## start
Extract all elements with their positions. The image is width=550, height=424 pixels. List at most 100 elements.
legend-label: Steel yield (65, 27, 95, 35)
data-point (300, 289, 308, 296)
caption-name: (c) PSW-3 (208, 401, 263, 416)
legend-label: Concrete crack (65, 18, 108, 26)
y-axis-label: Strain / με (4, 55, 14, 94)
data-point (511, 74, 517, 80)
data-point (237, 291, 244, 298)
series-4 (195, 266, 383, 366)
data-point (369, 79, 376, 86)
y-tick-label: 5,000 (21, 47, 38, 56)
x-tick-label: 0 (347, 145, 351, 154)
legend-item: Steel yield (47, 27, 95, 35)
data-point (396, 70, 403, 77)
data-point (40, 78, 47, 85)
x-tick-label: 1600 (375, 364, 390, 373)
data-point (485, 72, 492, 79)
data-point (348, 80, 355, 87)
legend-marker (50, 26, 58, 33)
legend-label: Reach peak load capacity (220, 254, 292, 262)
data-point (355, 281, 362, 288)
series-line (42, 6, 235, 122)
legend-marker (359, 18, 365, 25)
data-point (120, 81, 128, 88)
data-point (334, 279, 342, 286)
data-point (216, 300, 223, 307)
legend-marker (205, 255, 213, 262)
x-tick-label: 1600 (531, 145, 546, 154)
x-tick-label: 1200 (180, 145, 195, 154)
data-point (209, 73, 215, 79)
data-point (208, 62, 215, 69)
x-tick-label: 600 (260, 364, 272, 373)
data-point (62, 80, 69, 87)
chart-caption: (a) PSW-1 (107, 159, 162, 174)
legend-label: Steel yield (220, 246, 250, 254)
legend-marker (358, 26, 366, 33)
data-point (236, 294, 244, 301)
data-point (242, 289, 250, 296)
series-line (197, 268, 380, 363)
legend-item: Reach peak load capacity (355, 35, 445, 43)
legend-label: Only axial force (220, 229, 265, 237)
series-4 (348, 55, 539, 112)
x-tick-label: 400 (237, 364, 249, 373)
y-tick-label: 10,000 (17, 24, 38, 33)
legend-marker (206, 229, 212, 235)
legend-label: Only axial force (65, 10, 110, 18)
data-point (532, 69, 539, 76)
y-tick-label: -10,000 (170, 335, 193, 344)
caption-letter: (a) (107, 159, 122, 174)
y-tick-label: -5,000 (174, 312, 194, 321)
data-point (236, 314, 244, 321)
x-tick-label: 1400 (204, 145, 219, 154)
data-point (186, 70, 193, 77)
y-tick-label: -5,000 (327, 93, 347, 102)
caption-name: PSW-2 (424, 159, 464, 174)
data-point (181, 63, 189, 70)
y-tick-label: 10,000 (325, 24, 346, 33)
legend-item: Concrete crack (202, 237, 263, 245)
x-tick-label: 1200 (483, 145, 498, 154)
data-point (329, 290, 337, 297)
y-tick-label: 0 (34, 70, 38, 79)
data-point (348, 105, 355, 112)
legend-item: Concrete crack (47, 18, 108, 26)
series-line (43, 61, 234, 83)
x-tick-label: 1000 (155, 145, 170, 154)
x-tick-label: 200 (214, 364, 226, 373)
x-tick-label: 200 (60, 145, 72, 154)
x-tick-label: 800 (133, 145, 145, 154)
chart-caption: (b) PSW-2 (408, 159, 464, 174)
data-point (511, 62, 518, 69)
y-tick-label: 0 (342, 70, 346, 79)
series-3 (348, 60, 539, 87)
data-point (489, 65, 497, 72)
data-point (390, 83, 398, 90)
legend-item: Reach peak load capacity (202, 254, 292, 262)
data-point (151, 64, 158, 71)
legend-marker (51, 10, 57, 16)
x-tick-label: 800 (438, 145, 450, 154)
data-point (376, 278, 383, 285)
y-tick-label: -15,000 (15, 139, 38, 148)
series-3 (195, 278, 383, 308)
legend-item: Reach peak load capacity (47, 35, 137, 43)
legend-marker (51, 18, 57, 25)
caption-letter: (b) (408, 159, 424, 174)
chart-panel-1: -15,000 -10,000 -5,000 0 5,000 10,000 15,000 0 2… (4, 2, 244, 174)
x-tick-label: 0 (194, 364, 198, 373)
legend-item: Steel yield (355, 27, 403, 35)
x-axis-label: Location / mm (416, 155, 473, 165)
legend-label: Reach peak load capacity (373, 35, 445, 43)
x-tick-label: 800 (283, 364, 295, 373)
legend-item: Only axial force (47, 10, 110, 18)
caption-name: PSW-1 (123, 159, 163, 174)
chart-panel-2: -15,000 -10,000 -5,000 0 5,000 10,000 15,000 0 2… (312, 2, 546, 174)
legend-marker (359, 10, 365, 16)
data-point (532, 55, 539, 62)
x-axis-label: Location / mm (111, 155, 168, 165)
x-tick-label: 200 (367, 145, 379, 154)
## end
## start
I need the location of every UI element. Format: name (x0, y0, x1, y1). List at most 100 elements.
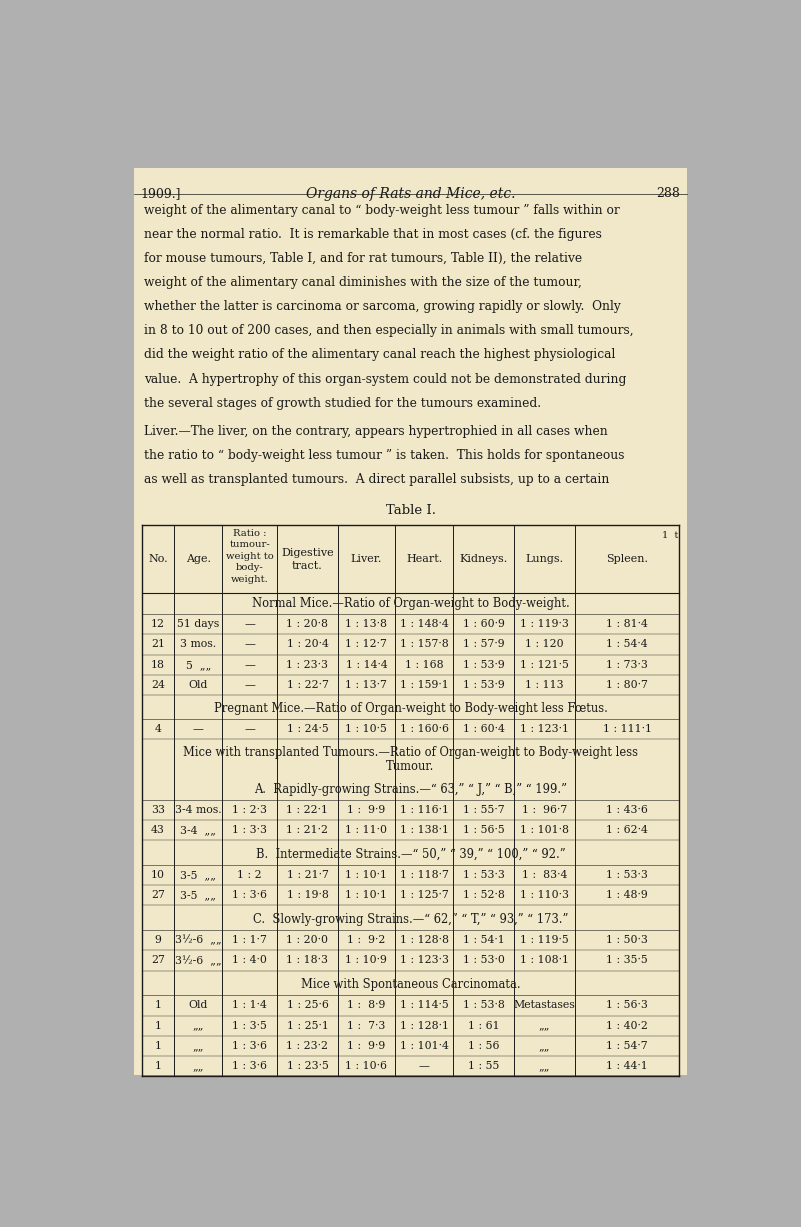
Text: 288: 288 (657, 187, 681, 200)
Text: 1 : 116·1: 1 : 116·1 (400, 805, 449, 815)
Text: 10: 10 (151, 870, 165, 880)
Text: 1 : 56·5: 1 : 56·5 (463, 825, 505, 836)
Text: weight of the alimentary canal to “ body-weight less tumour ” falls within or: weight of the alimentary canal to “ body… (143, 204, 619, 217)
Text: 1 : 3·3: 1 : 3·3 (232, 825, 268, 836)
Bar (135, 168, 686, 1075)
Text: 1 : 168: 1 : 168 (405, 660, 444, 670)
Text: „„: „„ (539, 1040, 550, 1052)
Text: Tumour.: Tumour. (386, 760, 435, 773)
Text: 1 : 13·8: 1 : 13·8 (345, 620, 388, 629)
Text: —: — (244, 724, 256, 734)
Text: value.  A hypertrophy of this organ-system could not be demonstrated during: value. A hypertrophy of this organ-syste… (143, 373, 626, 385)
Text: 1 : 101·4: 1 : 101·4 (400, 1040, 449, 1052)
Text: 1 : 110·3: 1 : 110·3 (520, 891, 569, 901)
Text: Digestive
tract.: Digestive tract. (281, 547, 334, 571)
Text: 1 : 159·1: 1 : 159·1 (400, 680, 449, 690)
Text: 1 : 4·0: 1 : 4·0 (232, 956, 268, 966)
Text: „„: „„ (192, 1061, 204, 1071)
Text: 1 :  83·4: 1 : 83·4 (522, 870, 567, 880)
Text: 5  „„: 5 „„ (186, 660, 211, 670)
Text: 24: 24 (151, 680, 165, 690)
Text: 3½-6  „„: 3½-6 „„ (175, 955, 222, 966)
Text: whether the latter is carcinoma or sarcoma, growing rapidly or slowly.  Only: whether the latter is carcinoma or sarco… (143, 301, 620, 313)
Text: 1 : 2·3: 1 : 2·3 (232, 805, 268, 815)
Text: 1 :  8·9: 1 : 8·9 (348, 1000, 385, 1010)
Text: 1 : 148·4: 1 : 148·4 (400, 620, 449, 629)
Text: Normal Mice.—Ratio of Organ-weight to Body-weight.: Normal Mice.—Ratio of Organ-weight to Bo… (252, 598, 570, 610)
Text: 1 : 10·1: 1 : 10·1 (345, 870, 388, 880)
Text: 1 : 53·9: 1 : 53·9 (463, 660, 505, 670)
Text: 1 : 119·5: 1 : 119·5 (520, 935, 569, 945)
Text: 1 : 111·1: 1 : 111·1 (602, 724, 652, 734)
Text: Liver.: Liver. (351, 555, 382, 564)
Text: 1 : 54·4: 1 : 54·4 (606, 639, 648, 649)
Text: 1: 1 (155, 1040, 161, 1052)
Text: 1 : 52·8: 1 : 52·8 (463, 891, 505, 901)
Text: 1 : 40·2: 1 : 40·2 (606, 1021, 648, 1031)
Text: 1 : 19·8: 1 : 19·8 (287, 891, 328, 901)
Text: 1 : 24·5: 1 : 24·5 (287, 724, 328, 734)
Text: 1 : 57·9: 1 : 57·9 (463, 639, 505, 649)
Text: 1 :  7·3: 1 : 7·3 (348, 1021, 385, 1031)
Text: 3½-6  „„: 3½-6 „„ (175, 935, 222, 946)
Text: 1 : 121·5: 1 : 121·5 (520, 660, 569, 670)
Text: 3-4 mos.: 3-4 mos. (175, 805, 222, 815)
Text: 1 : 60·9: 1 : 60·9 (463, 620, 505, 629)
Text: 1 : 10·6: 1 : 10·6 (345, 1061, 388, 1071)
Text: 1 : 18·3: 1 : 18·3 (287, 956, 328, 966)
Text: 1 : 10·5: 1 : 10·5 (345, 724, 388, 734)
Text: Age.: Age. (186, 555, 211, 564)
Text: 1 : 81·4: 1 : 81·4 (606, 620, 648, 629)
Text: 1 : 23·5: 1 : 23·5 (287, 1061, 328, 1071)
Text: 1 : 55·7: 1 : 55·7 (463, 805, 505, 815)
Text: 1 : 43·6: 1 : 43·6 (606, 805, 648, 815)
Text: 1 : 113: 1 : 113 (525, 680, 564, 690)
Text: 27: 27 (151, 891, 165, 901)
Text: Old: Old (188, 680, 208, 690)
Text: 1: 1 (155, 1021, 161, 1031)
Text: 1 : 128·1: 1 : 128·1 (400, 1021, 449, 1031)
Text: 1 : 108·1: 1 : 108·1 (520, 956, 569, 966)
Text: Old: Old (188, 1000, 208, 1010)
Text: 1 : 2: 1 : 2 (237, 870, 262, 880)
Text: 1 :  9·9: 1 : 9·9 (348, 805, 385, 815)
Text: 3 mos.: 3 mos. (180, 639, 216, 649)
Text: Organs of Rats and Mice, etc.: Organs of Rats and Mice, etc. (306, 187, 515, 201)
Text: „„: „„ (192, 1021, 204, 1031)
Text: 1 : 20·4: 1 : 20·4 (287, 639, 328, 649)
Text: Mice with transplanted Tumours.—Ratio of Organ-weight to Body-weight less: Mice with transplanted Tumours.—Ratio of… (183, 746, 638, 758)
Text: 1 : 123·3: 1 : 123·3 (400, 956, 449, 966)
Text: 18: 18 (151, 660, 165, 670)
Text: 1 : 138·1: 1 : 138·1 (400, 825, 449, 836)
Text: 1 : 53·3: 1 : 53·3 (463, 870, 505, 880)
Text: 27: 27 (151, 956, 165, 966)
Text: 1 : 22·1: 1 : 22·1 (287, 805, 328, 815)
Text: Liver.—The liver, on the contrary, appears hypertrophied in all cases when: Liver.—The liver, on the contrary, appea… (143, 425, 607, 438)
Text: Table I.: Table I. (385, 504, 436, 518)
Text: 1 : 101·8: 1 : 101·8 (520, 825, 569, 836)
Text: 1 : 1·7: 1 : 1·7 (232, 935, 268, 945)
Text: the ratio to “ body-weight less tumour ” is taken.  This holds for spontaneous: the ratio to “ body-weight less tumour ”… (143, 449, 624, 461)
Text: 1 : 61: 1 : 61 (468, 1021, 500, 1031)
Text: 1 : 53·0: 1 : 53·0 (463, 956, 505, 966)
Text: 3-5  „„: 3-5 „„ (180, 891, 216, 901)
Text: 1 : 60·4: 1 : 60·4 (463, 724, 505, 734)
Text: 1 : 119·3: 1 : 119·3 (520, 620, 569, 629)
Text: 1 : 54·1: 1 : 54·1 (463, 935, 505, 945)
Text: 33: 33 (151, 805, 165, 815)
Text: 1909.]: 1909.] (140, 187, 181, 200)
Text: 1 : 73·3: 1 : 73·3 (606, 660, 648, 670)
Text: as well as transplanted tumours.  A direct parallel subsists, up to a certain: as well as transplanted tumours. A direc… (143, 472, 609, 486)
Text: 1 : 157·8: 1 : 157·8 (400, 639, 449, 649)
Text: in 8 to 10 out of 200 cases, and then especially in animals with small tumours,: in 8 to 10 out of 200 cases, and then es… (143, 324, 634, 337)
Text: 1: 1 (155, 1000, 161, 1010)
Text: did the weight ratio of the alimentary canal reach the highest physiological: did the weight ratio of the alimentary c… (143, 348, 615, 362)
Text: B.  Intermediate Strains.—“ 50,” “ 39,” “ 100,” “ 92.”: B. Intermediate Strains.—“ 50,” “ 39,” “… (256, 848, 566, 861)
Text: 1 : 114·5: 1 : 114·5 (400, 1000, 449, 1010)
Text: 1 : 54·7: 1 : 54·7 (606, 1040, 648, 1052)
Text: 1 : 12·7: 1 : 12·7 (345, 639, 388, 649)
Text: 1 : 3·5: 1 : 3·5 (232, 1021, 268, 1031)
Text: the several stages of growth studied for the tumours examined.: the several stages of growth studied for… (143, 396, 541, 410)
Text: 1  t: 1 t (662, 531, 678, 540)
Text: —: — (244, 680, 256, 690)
## end
## GOAL OF THE EXERCISE
Could you reproduce the lines above character for character, starting with the line that contains "Text: 288: 288 (657, 187, 681, 200)" and going on through the line that contains "Text: weight of"?

## EXERCISE RESPONSE
Text: 288: 288 (657, 187, 681, 200)
Text: 1 : 116·1: 1 : 116·1 (400, 805, 449, 815)
Text: 10: 10 (151, 870, 165, 880)
Text: 1 : 56·5: 1 : 56·5 (463, 825, 505, 836)
Text: weight of the alimentary canal to “ body-weight less tumour ” falls within or: weight of the alimentary canal to “ body… (143, 204, 619, 217)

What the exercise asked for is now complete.